> _TRECHO PARA ANÁLISE_
◆ ◆ ◆ ◆ ◆ ◆ ◆

A identificação como “filho de Maria”, pejorativa para a época, é mais um indicativo do desprezo recebido por Jesus; as pessoas eram identificadas a partir do nome do pai, autoridade do clã, mesmo que esse já tivesse morrido. Chama-lo de “filho de Maria” equivalia a chama-lo de filho ilegítimo, o que seria um motivo a mais para não vê-lo como um enviado de Deus. Antes foram os parentes a considera-lo louco ou “fora de si” (cf. Mc 3,20), dessa vez é toda a comunidade a considera-lo assim. Ao invés de repetir o ensinamento da tradição, Jesus procurava apresentar um novo rosto de Deus; um Deus que já não se comunicava pela força, mas pela simplicidade, amor, acolhimento e justiça, por isso, “ficaram escandalizados”, ou seja, sentiam que Jesus estava mais atrapalhando do que ajudando-os a observarem a fé transmitida e ensinada pelos antepassados.


Até então, Jesus tinha recebido oposição severa das autoridades religiosas e da família, apenas. Do povo, em geral, tinha recebido boa aceitação por onde passava. Esse episódio de Nazaré apresenta a primeira oposição coletiva à sua mensagem. Para a mentalidade provinciana dos habitantes de Nazaré, o que deveria ter nas mãos de um carpinteiro seriam calos, e não capacidade de operar sinais extraordinários. Embora ali não tenha feito milagres (cf. v. 5), a sua fama já tinha chegado a Nazaré. Sendo Jesus uma pessoa simples, tendo crescido em um vilarejo simples, não era normal que ele tivesse tamanha sabedoria e, muito menos, que fosse o messias.


Jesus reage à oposição dos seus conterrâneos com um provérbio: “Um profeta só não é estimado em sua pátria, entre seus parentes e familiares” (v. 4). Para ele, não era surpresa um profeta ser rejeitado em sua terra, por parentes e conhecidos. Esse provérbio nasceu e amadureceu a partir da própria vivência dos profetas ao longo da história de Israel. Os principais exemplos dessa experiência de rejeição na própria terra foram Jeremias (cf. Jr 11,18-23; 12,6) e Ezequiel (cf. Ez 2,2-5). Ser rejeitado se torna a sina de quem permanece fiel a Deus e a missão por ele confiada.

◆ ◆ ◆ ◆ ◆ ◆ ◆

> _CONJUNTO DE REGISTROS_

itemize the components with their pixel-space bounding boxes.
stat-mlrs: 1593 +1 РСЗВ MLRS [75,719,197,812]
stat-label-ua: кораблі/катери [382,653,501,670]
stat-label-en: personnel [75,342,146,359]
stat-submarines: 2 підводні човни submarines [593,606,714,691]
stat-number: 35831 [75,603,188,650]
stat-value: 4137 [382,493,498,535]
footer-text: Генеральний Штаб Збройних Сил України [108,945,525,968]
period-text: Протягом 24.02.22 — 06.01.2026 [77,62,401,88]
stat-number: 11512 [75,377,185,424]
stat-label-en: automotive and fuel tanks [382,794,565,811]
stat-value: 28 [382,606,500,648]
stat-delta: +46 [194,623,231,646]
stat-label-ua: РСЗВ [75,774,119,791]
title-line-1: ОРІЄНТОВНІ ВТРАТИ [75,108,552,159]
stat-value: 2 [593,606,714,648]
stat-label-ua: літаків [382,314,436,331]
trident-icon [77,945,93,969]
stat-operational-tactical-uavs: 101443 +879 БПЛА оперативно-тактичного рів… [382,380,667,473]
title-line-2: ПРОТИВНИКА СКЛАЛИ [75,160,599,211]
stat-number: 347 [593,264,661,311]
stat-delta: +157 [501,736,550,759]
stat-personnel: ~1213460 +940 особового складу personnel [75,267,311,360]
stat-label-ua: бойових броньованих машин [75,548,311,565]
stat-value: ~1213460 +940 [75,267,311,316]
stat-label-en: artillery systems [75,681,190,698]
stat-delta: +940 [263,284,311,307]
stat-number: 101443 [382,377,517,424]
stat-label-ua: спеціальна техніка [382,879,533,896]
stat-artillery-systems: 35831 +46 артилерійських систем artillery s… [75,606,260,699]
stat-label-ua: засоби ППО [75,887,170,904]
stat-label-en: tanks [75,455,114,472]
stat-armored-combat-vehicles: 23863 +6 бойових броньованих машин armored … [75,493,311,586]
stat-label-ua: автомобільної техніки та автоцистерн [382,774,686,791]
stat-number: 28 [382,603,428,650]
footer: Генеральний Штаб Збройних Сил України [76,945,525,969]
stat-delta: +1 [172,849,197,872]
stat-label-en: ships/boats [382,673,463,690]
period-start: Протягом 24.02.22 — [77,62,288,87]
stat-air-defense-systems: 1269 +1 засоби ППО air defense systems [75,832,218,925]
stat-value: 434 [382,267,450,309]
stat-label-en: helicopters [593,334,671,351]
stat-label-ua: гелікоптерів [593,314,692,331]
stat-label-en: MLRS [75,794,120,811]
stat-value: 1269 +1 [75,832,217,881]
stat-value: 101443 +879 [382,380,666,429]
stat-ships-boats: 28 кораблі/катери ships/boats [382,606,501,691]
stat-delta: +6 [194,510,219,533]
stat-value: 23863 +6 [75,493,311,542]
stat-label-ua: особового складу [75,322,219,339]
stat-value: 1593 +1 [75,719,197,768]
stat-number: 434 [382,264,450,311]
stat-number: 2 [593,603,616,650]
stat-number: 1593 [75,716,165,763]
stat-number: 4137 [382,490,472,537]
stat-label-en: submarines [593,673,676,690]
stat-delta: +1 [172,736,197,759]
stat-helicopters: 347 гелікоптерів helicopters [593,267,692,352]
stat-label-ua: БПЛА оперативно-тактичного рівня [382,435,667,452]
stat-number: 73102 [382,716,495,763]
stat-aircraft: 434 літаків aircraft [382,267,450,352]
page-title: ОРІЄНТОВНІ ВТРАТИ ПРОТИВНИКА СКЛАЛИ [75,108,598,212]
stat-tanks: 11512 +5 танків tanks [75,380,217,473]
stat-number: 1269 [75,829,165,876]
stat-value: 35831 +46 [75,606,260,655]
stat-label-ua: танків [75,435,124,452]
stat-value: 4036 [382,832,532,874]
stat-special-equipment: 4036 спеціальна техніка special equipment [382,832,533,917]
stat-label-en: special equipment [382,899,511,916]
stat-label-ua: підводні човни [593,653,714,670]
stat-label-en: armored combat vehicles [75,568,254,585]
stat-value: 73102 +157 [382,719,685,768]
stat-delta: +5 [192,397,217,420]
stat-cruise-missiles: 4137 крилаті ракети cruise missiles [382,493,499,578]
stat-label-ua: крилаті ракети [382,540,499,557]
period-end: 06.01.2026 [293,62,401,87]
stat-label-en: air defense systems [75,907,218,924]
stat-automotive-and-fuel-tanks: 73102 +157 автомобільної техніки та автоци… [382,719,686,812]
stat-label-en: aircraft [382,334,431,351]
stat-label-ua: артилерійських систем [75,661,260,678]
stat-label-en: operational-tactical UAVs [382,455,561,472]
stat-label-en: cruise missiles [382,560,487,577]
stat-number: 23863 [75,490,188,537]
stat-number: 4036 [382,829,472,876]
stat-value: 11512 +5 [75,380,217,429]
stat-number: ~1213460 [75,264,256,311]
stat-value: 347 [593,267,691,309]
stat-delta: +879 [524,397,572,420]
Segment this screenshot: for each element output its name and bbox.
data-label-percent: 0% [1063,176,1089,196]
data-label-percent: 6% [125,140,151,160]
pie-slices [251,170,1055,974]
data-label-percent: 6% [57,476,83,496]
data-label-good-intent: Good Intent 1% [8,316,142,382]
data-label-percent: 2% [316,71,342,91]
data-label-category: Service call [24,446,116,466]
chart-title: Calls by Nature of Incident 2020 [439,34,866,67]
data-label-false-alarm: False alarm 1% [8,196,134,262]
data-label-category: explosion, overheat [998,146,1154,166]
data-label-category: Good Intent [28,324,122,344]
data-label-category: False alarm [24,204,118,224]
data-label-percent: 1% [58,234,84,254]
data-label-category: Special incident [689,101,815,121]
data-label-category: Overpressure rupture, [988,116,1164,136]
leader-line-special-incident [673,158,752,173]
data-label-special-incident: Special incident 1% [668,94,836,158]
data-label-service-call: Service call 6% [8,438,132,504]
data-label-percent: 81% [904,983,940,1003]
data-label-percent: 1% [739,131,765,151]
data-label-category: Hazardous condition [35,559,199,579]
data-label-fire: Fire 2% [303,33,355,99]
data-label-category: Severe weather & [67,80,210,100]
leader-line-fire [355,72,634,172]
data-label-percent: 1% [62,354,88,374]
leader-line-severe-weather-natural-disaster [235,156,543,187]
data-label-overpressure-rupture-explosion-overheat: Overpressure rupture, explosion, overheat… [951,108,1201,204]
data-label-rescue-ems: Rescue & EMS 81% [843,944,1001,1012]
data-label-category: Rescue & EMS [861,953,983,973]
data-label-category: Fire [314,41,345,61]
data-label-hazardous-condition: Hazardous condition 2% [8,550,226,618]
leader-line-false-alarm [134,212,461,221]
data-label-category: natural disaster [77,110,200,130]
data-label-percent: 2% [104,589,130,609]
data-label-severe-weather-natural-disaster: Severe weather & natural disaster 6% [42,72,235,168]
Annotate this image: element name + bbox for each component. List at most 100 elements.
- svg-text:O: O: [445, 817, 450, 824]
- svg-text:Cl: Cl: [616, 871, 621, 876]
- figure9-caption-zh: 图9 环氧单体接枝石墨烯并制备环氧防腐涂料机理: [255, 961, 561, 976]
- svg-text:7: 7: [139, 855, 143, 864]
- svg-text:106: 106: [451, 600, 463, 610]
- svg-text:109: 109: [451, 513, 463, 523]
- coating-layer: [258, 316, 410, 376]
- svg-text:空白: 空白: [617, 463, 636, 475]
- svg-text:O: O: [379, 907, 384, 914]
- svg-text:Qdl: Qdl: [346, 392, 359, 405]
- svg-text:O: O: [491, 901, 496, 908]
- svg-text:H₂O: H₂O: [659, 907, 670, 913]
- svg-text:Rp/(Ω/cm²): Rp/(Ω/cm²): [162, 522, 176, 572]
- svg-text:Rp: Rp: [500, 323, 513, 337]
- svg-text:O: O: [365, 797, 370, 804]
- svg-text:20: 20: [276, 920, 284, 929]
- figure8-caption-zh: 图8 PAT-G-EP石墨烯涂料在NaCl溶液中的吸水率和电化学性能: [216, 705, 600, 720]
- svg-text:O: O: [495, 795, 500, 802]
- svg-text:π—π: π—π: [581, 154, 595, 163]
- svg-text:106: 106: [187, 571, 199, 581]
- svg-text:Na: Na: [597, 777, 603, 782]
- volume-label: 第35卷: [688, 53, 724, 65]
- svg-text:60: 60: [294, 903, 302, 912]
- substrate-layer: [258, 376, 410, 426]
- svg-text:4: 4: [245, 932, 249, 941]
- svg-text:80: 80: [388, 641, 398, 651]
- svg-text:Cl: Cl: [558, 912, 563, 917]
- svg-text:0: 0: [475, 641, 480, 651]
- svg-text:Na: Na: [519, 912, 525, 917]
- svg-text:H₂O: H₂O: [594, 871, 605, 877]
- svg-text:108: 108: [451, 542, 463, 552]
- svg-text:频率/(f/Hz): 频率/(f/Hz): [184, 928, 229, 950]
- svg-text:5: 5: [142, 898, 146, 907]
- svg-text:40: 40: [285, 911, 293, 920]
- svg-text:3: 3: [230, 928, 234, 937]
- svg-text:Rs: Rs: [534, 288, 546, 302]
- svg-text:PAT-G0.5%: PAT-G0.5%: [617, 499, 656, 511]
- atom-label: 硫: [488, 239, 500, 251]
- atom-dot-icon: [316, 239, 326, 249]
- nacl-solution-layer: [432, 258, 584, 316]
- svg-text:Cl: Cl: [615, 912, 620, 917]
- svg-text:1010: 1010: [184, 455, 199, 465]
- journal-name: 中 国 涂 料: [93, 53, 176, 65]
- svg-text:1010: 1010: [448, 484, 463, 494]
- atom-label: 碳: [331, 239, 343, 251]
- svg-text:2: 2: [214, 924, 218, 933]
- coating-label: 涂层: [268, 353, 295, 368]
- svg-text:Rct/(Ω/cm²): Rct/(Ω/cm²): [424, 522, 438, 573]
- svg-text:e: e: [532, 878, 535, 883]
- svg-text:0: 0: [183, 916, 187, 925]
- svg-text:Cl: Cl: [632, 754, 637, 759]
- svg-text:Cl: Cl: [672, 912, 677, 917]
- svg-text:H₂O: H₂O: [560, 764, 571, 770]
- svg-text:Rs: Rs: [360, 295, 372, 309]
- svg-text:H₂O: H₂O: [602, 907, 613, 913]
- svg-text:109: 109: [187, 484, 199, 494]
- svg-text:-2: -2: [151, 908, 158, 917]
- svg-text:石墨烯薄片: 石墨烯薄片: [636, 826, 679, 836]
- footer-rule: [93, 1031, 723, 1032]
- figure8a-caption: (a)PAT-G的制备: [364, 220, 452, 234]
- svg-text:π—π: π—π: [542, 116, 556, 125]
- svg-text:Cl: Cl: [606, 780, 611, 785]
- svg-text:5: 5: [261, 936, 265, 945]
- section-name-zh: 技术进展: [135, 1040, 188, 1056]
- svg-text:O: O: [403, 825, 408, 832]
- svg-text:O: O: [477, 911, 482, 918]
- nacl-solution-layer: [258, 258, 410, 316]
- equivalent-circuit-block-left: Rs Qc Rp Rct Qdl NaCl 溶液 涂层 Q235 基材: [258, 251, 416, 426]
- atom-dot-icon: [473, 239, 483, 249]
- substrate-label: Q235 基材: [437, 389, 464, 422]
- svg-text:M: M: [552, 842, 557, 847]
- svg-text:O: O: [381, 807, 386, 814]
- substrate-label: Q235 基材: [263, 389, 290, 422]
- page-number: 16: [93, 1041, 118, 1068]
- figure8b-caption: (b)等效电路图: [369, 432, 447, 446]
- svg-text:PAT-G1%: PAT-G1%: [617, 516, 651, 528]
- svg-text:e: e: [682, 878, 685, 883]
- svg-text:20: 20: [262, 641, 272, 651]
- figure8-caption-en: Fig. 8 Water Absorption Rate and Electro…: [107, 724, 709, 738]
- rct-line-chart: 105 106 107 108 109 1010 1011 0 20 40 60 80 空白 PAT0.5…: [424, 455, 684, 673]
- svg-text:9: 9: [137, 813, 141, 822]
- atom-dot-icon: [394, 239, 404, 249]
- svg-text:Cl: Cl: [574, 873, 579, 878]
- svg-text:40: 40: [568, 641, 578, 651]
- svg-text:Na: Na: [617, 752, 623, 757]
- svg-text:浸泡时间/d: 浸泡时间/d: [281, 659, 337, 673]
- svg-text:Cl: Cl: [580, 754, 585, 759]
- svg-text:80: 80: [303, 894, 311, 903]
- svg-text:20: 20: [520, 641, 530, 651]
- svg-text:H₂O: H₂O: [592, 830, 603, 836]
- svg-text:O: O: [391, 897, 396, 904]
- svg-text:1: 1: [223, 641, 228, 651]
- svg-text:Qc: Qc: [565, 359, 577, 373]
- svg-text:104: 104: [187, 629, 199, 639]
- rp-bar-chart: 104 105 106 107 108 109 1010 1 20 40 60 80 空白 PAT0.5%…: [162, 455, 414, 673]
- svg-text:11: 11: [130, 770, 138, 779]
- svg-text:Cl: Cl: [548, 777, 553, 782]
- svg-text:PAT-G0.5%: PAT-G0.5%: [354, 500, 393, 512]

◆ ◆ ◆ ◆ ◆ ◆ ◆

> _INSTRUÇÕES_
• a. No trecho sobre a rejeição de Jesus em Nazaré, quais profetas são apontados como os principais exemplos de rejeição na própria terra?
• b. Continue, por favor, o trecho sobre a rejeição de Jesus em Nazaré a partir da última frase apresentada.
O material acima não tem relação com o trecho.

> _RESULTADOS DAS TAREFAS_
• a. Jeremias e Ezequiel.

• b.
A rejeição a Jesus bloqueia a ação salvífica de Deus. Por isso, “ali não pôde fazer milagre algum. Apenas curou alguns doentes, impondo-lhes as mãos” (v. 5). Os milagres de Jesus não eram meras demonstrações de poder e força, mas comunicação com a humanidade, e isso exigia interação e reciprocidade através da fé. Jesus se sentiu bloqueado, não imune de força, mas impedido de interagir, porque o Deus que ele veio revelar é alguém que se comunica, se relaciona com o ser humano de modo pessoal, e não através de sinais grandiosos. A fé é adesão à sua proposta de vida.


Se a reação dos habitantes de Nazaré foi de perplexidade, também Jesus “admirou-se com a falta de fé deles” (v. 6a). A falta de fé é a incapacidade de adesão à sua mensagem; aqui, significa o fechamento e a dureza de coração, a insensatez. Diante da rejeição recebida, a resposta de Jesus é a missão: Jesus percorria os povoados da redondeza, ensinando” (v. 6b). Como em Nazaré ele diagnosticou que Israel todo padecia, eis que reagiu a isso indo ao encontro de mais povoados, e enviando também os Doze com a mesma autoridade com que ele mesmo agia, como refletiremos no próximo domingo.


Os habitantes de Nazaré rejeitaram Jesus porque ele lhes apresentou um Deus acolhedor, misericordioso, justo e simples, fora dos esquemas apresentados pelas tradições de Israel. O Deus de Jesus não age pela força, nem pela imposição, mas se revela na simplicidade e na pequenez. O erro dos habitantes de Nazaré é repetido pelos cristãos quando imaginam e desejam uma Igreja triunfante, forte e poderosa. Que o Evangelho de hoje nos ajude a compreender e viver o que é essencial para a nossa fé, e a acolher a grandeza de Deus que se revela na pequenez.